[start of DATA FOR THIS TASK]
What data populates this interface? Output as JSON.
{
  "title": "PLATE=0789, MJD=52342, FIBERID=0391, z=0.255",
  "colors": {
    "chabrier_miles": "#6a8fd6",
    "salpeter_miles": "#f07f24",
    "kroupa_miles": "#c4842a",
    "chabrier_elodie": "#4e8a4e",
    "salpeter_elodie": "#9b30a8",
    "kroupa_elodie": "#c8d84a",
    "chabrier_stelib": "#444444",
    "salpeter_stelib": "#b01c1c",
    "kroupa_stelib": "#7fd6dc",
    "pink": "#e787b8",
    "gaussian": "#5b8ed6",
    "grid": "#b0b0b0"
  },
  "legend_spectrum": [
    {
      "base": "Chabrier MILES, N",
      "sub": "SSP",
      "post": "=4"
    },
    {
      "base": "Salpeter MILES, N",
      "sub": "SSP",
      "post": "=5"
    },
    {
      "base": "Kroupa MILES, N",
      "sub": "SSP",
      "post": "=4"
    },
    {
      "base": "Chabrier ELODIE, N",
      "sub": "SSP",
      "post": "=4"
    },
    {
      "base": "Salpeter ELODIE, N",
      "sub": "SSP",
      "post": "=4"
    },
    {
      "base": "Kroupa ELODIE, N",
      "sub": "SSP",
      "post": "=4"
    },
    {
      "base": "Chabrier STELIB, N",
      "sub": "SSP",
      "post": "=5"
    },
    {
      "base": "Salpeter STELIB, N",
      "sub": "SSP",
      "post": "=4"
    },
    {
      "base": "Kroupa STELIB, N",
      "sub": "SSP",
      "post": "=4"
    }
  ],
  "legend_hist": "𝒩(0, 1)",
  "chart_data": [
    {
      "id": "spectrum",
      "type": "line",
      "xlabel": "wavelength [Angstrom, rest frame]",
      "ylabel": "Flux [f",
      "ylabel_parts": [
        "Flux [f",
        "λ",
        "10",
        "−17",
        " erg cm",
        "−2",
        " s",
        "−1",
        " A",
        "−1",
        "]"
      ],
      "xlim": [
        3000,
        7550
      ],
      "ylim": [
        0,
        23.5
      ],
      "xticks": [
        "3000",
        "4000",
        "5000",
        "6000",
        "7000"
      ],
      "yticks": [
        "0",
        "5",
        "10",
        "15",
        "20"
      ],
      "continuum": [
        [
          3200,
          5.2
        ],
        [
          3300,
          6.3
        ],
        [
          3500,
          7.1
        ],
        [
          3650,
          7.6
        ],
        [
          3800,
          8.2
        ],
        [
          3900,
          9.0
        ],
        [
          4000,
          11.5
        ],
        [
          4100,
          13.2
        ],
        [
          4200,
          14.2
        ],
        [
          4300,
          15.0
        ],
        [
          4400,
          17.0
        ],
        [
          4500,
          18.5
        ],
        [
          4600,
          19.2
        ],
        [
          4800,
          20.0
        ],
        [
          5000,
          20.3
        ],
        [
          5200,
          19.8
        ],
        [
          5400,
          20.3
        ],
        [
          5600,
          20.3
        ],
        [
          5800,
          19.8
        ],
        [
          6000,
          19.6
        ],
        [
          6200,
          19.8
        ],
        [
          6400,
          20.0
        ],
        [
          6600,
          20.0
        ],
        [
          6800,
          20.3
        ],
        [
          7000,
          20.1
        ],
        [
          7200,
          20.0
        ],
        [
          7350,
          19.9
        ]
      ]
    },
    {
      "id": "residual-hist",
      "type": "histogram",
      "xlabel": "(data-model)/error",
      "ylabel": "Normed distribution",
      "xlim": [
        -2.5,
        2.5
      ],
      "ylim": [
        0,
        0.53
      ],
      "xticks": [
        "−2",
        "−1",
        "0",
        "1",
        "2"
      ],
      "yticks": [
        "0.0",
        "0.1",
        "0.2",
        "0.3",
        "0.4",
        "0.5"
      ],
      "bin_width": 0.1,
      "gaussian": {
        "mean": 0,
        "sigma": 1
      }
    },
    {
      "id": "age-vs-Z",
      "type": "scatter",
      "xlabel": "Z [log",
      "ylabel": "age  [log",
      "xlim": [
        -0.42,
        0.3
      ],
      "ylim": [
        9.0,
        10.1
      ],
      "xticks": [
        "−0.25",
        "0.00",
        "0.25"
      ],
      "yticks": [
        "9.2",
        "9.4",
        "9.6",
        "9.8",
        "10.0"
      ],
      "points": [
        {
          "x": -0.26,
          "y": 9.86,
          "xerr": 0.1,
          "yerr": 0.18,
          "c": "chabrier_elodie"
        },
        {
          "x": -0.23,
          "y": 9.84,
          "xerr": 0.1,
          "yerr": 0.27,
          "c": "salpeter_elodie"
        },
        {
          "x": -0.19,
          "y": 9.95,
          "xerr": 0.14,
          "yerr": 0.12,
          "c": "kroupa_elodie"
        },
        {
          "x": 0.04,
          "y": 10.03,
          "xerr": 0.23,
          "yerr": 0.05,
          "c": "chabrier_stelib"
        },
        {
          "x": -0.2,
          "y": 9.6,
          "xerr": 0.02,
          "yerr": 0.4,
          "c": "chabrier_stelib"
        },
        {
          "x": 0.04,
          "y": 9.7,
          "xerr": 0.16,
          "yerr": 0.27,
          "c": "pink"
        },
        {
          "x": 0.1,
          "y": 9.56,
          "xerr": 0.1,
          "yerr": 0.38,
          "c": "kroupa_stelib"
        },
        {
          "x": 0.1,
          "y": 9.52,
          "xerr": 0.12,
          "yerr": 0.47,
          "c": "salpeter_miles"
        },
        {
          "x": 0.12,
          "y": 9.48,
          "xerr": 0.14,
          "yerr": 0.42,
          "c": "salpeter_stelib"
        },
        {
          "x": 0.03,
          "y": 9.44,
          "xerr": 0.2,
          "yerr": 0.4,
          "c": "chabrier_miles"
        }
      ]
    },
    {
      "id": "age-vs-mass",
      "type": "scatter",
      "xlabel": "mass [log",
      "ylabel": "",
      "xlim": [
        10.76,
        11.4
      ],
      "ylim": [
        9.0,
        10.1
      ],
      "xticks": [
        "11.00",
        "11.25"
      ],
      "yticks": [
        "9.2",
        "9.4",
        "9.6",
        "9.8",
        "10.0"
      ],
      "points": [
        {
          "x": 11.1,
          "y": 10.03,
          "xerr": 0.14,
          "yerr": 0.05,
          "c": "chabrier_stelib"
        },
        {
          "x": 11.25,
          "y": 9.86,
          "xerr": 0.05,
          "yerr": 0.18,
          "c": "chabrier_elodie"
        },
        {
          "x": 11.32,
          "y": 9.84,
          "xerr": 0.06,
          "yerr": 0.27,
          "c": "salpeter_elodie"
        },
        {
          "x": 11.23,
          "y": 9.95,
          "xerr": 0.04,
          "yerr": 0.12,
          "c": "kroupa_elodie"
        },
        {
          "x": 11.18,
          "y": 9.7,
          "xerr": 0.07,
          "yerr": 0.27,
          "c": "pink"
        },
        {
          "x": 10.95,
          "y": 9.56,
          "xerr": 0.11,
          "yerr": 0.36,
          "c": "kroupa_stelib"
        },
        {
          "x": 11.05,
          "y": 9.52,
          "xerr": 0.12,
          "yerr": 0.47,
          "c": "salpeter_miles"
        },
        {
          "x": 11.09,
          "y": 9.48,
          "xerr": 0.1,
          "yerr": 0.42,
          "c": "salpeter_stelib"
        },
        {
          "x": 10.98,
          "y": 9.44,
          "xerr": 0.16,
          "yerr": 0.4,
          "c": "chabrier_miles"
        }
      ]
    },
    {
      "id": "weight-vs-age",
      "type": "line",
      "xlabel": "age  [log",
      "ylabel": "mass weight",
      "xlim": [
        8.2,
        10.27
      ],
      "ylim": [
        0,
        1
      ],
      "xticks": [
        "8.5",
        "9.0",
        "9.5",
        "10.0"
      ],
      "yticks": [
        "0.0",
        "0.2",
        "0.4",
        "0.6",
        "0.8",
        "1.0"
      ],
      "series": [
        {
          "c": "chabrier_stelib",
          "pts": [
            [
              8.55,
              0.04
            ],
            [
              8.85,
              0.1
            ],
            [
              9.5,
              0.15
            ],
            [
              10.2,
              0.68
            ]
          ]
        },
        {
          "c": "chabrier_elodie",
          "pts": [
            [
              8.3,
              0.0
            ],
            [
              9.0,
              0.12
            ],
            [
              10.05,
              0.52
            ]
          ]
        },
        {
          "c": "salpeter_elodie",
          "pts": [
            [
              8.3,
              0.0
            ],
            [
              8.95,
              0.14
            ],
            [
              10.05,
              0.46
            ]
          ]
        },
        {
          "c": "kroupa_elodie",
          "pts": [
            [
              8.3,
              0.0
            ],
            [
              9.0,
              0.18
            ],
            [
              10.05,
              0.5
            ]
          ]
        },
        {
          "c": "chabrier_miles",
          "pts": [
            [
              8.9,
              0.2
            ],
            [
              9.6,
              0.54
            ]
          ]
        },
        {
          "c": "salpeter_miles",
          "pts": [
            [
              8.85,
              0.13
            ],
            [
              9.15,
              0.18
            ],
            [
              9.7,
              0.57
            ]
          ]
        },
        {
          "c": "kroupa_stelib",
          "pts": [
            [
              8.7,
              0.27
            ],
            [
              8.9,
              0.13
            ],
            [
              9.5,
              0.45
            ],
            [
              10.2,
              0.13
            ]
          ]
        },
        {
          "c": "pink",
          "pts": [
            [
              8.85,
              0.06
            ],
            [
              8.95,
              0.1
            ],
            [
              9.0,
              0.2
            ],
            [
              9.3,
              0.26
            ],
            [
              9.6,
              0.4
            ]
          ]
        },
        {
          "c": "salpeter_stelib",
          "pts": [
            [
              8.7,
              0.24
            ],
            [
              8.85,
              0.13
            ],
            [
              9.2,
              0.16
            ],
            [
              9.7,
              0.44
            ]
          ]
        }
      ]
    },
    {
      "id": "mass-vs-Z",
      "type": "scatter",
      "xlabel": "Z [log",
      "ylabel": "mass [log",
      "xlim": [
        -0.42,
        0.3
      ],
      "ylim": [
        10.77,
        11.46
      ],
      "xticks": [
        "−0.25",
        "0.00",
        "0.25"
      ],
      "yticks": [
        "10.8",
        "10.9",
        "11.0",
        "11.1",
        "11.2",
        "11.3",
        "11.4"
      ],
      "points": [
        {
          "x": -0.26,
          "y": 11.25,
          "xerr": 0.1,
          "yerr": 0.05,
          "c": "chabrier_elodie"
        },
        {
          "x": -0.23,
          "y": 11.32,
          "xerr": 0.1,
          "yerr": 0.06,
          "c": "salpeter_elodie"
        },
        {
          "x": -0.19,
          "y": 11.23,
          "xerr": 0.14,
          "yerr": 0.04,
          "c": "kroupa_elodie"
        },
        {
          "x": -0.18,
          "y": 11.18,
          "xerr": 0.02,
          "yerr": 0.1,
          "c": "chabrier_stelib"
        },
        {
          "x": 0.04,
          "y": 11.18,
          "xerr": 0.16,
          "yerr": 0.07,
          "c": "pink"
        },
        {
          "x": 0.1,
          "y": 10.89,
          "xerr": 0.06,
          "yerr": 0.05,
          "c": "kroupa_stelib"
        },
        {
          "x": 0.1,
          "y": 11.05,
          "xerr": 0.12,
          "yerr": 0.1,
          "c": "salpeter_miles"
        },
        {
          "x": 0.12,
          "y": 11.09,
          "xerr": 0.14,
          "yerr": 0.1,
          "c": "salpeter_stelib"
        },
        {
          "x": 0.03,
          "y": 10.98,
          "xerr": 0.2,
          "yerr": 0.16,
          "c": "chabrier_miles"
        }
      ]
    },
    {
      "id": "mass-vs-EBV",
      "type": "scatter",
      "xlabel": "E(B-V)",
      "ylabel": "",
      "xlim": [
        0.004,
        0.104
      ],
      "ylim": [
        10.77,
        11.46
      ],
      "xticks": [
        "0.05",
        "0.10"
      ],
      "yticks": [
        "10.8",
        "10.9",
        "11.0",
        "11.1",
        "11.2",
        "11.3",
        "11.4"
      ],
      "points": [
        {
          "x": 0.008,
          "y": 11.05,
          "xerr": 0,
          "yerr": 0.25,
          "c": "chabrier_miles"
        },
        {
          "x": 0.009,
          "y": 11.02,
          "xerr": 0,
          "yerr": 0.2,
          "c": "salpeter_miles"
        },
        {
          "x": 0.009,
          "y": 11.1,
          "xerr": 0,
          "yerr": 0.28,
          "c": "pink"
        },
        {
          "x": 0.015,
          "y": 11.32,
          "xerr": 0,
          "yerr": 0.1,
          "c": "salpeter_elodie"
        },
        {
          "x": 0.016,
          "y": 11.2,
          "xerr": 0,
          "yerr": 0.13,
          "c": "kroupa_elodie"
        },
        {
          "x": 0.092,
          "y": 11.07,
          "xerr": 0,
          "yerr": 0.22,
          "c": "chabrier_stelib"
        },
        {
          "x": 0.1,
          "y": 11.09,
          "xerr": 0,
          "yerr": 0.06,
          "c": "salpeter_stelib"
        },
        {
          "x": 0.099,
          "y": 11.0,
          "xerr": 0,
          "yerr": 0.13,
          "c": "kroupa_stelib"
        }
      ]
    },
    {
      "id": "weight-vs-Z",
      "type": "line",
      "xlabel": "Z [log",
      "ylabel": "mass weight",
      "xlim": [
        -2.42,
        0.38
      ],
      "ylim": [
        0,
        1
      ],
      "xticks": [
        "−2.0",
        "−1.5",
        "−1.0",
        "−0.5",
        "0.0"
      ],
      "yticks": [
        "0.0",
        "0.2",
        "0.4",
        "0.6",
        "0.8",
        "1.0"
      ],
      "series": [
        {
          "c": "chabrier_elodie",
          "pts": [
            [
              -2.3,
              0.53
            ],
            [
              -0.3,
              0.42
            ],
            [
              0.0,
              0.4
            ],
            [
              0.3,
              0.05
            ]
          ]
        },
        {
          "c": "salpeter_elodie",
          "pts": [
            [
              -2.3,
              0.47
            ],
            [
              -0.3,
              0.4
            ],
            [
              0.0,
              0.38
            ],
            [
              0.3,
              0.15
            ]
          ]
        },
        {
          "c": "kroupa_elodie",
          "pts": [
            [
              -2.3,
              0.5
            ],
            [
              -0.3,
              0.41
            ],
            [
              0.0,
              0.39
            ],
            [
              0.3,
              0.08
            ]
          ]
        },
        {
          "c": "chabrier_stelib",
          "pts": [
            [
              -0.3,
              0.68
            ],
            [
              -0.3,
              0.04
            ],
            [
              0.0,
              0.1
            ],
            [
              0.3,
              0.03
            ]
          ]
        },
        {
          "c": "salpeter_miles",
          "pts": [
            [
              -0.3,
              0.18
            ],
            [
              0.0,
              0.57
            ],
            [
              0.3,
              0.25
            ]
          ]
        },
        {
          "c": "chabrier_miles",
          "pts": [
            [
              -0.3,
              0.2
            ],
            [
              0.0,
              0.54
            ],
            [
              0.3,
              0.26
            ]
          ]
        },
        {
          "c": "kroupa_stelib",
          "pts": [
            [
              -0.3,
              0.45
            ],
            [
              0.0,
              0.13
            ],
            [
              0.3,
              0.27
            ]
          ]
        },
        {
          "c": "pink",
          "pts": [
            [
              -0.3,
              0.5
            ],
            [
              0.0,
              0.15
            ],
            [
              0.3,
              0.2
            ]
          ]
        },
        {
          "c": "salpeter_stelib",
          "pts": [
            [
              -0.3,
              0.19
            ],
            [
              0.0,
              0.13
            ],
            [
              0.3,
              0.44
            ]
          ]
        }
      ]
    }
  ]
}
[end of DATA FOR THIS TASK]
Copy each line containing the word "base" from the data.

## [ANSWER TO THIS TASK]
      "base": "Chabrier MILES, N",
      "base": "Salpeter MILES, N",
      "base": "Kroupa MILES, N",
      "base": "Chabrier ELODIE, N",
      "base": "Salpeter ELODIE, N",
      "base": "Kroupa ELODIE, N",
      "base": "Chabrier STELIB, N",
      "base": "Salpeter STELIB, N",
      "base": "Kroupa STELIB, N",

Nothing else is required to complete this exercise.